#### Material for this exercise
****************************************
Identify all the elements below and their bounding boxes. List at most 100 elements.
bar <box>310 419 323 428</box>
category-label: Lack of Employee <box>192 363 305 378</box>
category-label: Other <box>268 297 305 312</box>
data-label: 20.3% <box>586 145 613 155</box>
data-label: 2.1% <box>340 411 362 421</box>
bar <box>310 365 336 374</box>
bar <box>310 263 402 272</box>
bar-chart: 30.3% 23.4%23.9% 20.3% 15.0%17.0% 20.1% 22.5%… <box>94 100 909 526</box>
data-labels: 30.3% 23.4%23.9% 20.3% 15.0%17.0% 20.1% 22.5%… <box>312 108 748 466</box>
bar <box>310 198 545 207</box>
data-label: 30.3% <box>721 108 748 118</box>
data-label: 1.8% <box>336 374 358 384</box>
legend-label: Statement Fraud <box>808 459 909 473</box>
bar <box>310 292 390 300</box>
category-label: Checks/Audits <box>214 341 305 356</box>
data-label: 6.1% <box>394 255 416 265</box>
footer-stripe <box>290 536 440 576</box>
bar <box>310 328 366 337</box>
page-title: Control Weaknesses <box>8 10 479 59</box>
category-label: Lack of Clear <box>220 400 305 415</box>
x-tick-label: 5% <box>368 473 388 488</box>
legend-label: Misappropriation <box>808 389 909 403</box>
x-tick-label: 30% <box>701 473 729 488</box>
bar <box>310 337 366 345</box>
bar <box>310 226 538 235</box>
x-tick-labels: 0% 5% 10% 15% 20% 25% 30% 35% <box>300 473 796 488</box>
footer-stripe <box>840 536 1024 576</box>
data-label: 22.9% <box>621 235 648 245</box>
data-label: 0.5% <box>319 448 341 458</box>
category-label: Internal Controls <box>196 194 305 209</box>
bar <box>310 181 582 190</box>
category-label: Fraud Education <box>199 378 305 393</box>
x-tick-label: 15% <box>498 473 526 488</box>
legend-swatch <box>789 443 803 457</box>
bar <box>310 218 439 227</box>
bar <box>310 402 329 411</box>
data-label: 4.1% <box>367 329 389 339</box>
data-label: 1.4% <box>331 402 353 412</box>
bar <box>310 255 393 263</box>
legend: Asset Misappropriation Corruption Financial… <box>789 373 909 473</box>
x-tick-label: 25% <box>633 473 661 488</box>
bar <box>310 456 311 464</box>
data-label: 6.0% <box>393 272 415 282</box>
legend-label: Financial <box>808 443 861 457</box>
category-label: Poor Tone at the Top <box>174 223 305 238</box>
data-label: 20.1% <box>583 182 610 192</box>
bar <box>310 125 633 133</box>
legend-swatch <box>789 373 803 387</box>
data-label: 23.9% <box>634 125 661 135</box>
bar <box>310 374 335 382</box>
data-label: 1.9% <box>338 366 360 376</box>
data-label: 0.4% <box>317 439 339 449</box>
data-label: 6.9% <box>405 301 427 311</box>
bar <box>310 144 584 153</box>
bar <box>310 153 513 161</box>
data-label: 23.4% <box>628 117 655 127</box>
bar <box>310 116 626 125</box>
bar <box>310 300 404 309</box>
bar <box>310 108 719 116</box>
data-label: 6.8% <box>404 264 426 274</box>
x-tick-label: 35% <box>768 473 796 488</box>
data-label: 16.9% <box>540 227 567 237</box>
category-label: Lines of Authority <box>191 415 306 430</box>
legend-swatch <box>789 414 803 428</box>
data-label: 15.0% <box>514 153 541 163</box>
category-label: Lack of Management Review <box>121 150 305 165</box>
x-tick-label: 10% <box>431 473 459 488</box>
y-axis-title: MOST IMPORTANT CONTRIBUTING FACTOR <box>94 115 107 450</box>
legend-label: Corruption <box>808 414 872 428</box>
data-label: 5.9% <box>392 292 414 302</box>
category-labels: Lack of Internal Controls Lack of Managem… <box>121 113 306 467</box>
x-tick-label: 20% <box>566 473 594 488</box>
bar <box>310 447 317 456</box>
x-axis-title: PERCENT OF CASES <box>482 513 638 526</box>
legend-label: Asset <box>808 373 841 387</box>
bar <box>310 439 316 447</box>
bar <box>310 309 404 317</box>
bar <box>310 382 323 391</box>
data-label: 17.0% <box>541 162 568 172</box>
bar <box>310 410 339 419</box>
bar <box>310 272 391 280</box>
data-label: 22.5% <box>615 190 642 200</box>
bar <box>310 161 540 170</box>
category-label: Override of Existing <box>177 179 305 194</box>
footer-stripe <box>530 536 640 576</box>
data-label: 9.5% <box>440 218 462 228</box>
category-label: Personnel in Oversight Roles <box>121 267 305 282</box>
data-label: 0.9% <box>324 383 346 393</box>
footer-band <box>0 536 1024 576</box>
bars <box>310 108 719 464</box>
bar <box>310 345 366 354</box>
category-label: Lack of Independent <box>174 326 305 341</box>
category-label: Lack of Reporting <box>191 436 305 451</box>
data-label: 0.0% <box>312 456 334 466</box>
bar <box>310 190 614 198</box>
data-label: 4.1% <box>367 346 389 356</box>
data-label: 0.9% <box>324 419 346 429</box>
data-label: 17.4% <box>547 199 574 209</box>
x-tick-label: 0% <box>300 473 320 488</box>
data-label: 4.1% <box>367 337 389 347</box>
****************************************
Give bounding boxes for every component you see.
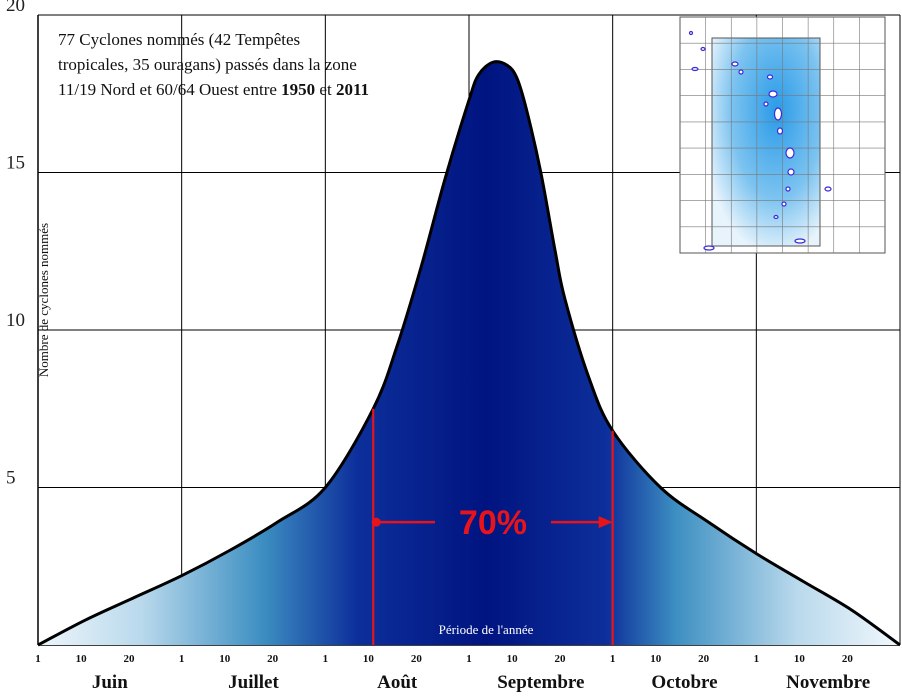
****************************************
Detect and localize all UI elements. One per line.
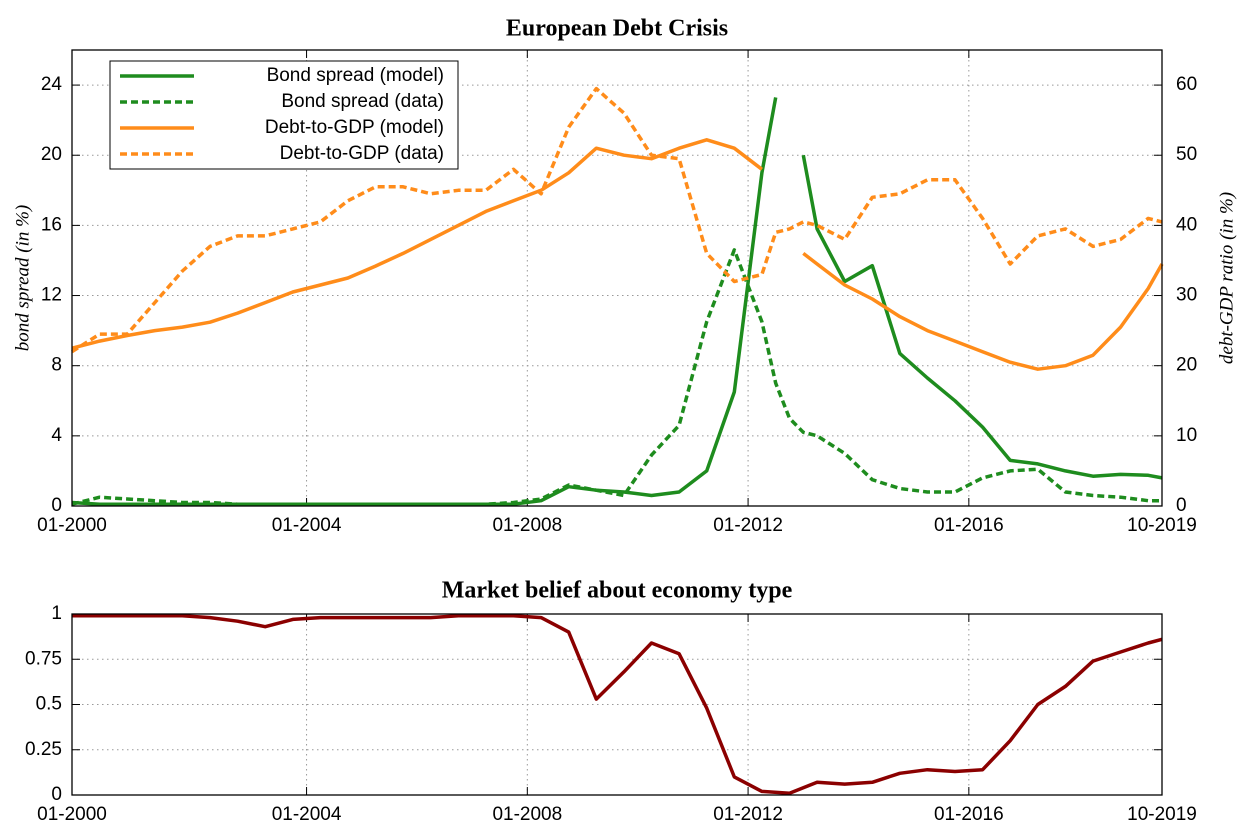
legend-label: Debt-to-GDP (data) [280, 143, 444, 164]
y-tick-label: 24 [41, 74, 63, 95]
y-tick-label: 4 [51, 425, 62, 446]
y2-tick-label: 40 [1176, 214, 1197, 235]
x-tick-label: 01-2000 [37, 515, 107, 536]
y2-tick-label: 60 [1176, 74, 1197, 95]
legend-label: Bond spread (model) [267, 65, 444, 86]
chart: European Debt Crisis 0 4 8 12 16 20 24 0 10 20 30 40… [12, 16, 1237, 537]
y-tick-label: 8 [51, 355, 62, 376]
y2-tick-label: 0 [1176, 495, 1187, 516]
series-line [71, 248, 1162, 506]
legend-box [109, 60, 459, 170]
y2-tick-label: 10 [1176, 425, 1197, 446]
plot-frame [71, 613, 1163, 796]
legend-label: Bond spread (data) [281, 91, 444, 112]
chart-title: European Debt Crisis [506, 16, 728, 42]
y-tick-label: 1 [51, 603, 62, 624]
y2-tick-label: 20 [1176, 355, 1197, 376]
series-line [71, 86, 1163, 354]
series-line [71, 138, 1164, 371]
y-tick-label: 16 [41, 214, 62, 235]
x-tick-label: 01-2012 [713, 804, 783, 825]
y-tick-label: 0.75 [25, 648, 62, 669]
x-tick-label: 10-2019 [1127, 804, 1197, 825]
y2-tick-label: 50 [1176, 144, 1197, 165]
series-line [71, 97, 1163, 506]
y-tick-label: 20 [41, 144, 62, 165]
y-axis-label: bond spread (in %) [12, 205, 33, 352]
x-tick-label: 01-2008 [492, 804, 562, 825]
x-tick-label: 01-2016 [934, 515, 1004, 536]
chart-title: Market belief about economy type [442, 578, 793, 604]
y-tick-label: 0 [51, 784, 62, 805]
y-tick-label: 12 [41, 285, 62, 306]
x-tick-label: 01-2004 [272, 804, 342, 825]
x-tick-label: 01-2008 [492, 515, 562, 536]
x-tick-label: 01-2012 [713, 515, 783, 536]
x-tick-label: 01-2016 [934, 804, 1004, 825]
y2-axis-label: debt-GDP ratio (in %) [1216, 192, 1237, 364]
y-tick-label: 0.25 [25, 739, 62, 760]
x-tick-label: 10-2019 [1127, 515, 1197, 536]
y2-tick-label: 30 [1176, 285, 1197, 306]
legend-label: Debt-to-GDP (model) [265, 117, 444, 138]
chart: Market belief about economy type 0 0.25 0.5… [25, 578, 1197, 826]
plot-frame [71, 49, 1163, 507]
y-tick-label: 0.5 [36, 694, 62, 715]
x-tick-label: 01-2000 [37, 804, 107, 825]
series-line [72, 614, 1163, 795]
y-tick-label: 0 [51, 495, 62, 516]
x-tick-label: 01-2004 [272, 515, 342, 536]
****************************************
#### Problem description
Copy the rows word for word, starting with the line that contains "Identify all the" and going on through the line that contains "data-label: 30.3% <box>721 108 748 118</box>", with both of those lines included.

#### Exercise response
Identify all the elements below and their bounding boxes. List at most 100 elements.
bar <box>310 419 323 428</box>
category-label: Lack of Employee <box>192 363 305 378</box>
category-label: Other <box>268 297 305 312</box>
data-label: 20.3% <box>586 145 613 155</box>
data-label: 2.1% <box>340 411 362 421</box>
bar <box>310 365 336 374</box>
bar <box>310 263 402 272</box>
bar-chart: 30.3% 23.4%23.9% 20.3% 15.0%17.0% 20.1% 22.5%… <box>94 100 909 526</box>
data-labels: 30.3% 23.4%23.9% 20.3% 15.0%17.0% 20.1% 22.5%… <box>312 108 748 466</box>
bar <box>310 198 545 207</box>
data-label: 30.3% <box>721 108 748 118</box>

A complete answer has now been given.